Directive » Below are records to transcribe exactly, without their pictures.

[Stored data entries]
***
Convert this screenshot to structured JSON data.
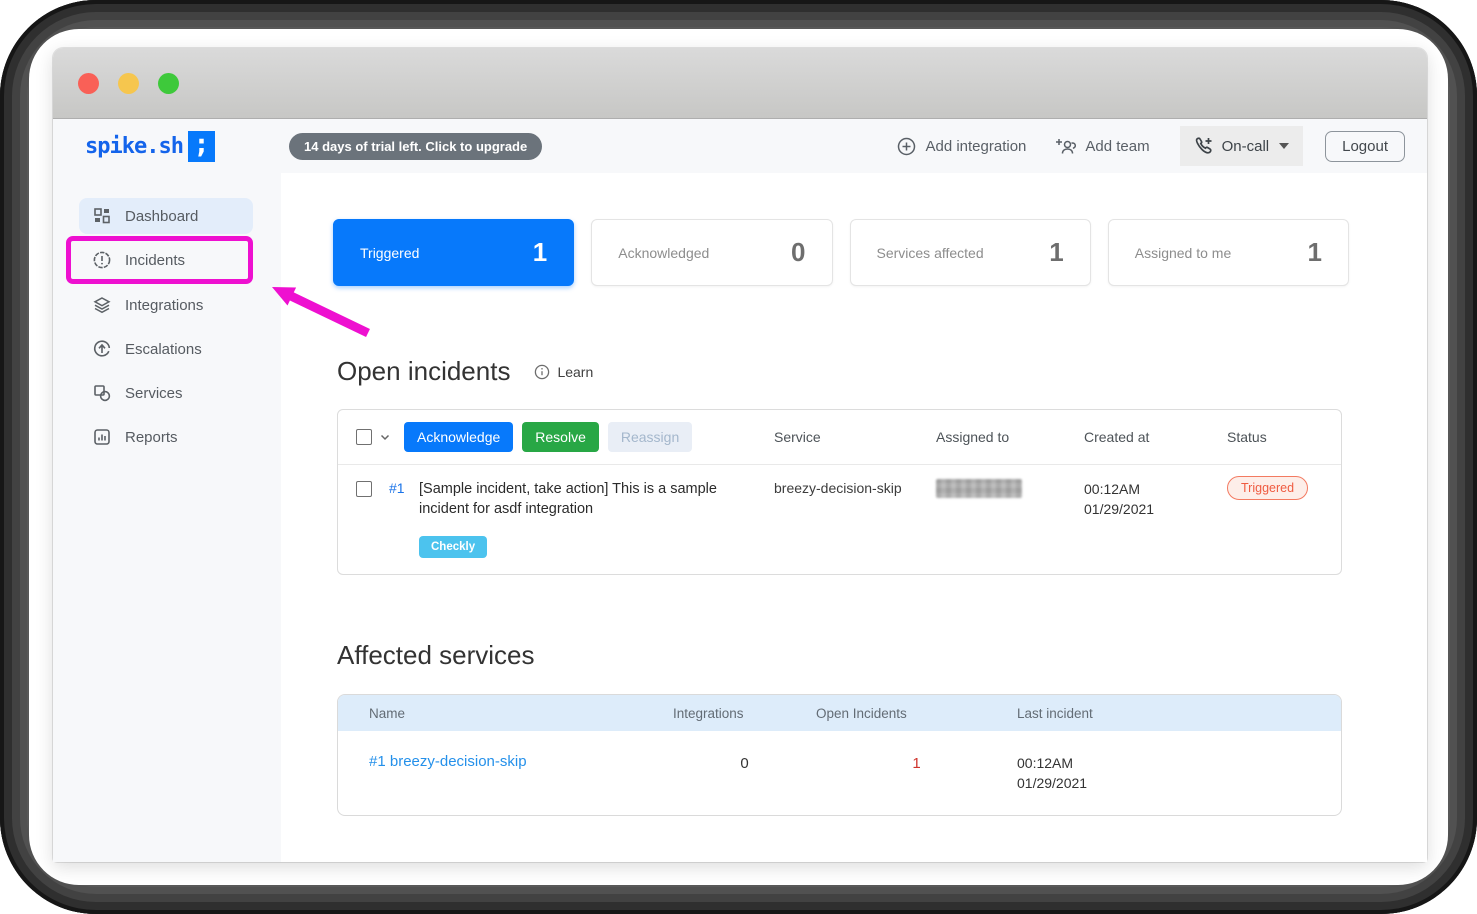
{
  "colors": {
    "primary_blue": "#0779fb",
    "resolve_green": "#28a745",
    "checkly_badge": "#4cc3ee",
    "triggered_color": "#ef5b41",
    "annotation_magenta": "#ee10d0",
    "link_blue": "#2490ea",
    "open_red": "#cf342d"
  },
  "window": {
    "traffic_lights": [
      "close",
      "minimize",
      "zoom"
    ]
  },
  "header": {
    "logo_text": "spike.sh",
    "logo_glyph": ";",
    "trial_badge": "14 days of trial left. Click to upgrade",
    "actions": {
      "add_integration": "Add integration",
      "add_team": "Add team",
      "on_call": "On-call",
      "logout": "Logout"
    }
  },
  "sidebar": {
    "items": [
      {
        "label": "Dashboard",
        "icon": "dashboard-grid-icon",
        "active": true
      },
      {
        "label": "Incidents",
        "icon": "incident-badge-icon",
        "active": false
      },
      {
        "label": "Integrations",
        "icon": "layers-icon",
        "active": false
      },
      {
        "label": "Escalations",
        "icon": "escalation-up-arrow-icon",
        "active": false
      },
      {
        "label": "Services",
        "icon": "shapes-icon",
        "active": false
      },
      {
        "label": "Reports",
        "icon": "bar-chart-icon",
        "active": false
      }
    ]
  },
  "stats": [
    {
      "label": "Triggered",
      "value": "1",
      "variant": "primary"
    },
    {
      "label": "Acknowledged",
      "value": "0",
      "variant": "default"
    },
    {
      "label": "Services affected",
      "value": "1",
      "variant": "default"
    },
    {
      "label": "Assigned to me",
      "value": "1",
      "variant": "default"
    }
  ],
  "open_incidents": {
    "title": "Open incidents",
    "learn_label": "Learn",
    "bulk_actions": {
      "acknowledge": "Acknowledge",
      "resolve": "Resolve",
      "reassign": "Reassign"
    },
    "columns": [
      "Service",
      "Assigned to",
      "Created at",
      "Status"
    ],
    "rows": [
      {
        "id": "#1",
        "title": "[Sample incident, take action] This is a sample incident for asdf integration",
        "integration_badge": "Checkly",
        "service": "breezy-decision-skip",
        "assigned_to_redacted": true,
        "created_time": "00:12AM",
        "created_date": "01/29/2021",
        "status": "Triggered"
      }
    ]
  },
  "affected_services": {
    "title": "Affected services",
    "columns": [
      "Name",
      "Integrations",
      "Open Incidents",
      "Last incident"
    ],
    "rows": [
      {
        "name": "#1 breezy-decision-skip",
        "integrations": "0",
        "open_incidents": "1",
        "last_incident_time": "00:12AM",
        "last_incident_date": "01/29/2021"
      }
    ]
  },
  "annotation": {
    "highlighted_item": "Incidents",
    "shape": "box-with-arrow"
  }
}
***
Answer to this problem »
Convert this screenshot to structured JSON data.
{
  "colors": {
    "primary_blue": "#0779fb",
    "resolve_green": "#28a745",
    "checkly_badge": "#4cc3ee",
    "triggered_color": "#ef5b41",
    "annotation_magenta": "#ee10d0",
    "link_blue": "#2490ea",
    "open_red": "#cf342d"
  },
  "window": {
    "traffic_lights": [
      "close",
      "minimize",
      "zoom"
    ]
  },
  "header": {
    "logo_text": "spike.sh",
    "logo_glyph": ";",
    "trial_badge": "14 days of trial left. Click to upgrade",
    "actions": {
      "add_integration": "Add integration",
      "add_team": "Add team",
      "on_call": "On-call",
      "logout": "Logout"
    }
  },
  "sidebar": {
    "items": [
      {
        "label": "Dashboard",
        "icon": "dashboard-grid-icon",
        "active": true
      },
      {
        "label": "Incidents",
        "icon": "incident-badge-icon",
        "active": false
      },
      {
        "label": "Integrations",
        "icon": "layers-icon",
        "active": false
      },
      {
        "label": "Escalations",
        "icon": "escalation-up-arrow-icon",
        "active": false
      },
      {
        "label": "Services",
        "icon": "shapes-icon",
        "active": false
      },
      {
        "label": "Reports",
        "icon": "bar-chart-icon",
        "active": false
      }
    ]
  },
  "stats": [
    {
      "label": "Triggered",
      "value": "1",
      "variant": "primary"
    },
    {
      "label": "Acknowledged",
      "value": "0",
      "variant": "default"
    },
    {
      "label": "Services affected",
      "value": "1",
      "variant": "default"
    },
    {
      "label": "Assigned to me",
      "value": "1",
      "variant": "default"
    }
  ],
  "open_incidents": {
    "title": "Open incidents",
    "learn_label": "Learn",
    "bulk_actions": {
      "acknowledge": "Acknowledge",
      "resolve": "Resolve",
      "reassign": "Reassign"
    },
    "columns": [
      "Service",
      "Assigned to",
      "Created at",
      "Status"
    ],
    "rows": [
      {
        "id": "#1",
        "title": "[Sample incident, take action] This is a sample incident for asdf integration",
        "integration_badge": "Checkly",
        "service": "breezy-decision-skip",
        "assigned_to_redacted": true,
        "created_time": "00:12AM",
        "created_date": "01/29/2021",
        "status": "Triggered"
      }
    ]
  },
  "affected_services": {
    "title": "Affected services",
    "columns": [
      "Name",
      "Integrations",
      "Open Incidents",
      "Last incident"
    ],
    "rows": [
      {
        "name": "#1 breezy-decision-skip",
        "integrations": "0",
        "open_incidents": "1",
        "last_incident_time": "00:12AM",
        "last_incident_date": "01/29/2021"
      }
    ]
  },
  "annotation": {
    "highlighted_item": "Incidents",
    "shape": "box-with-arrow"
  }
}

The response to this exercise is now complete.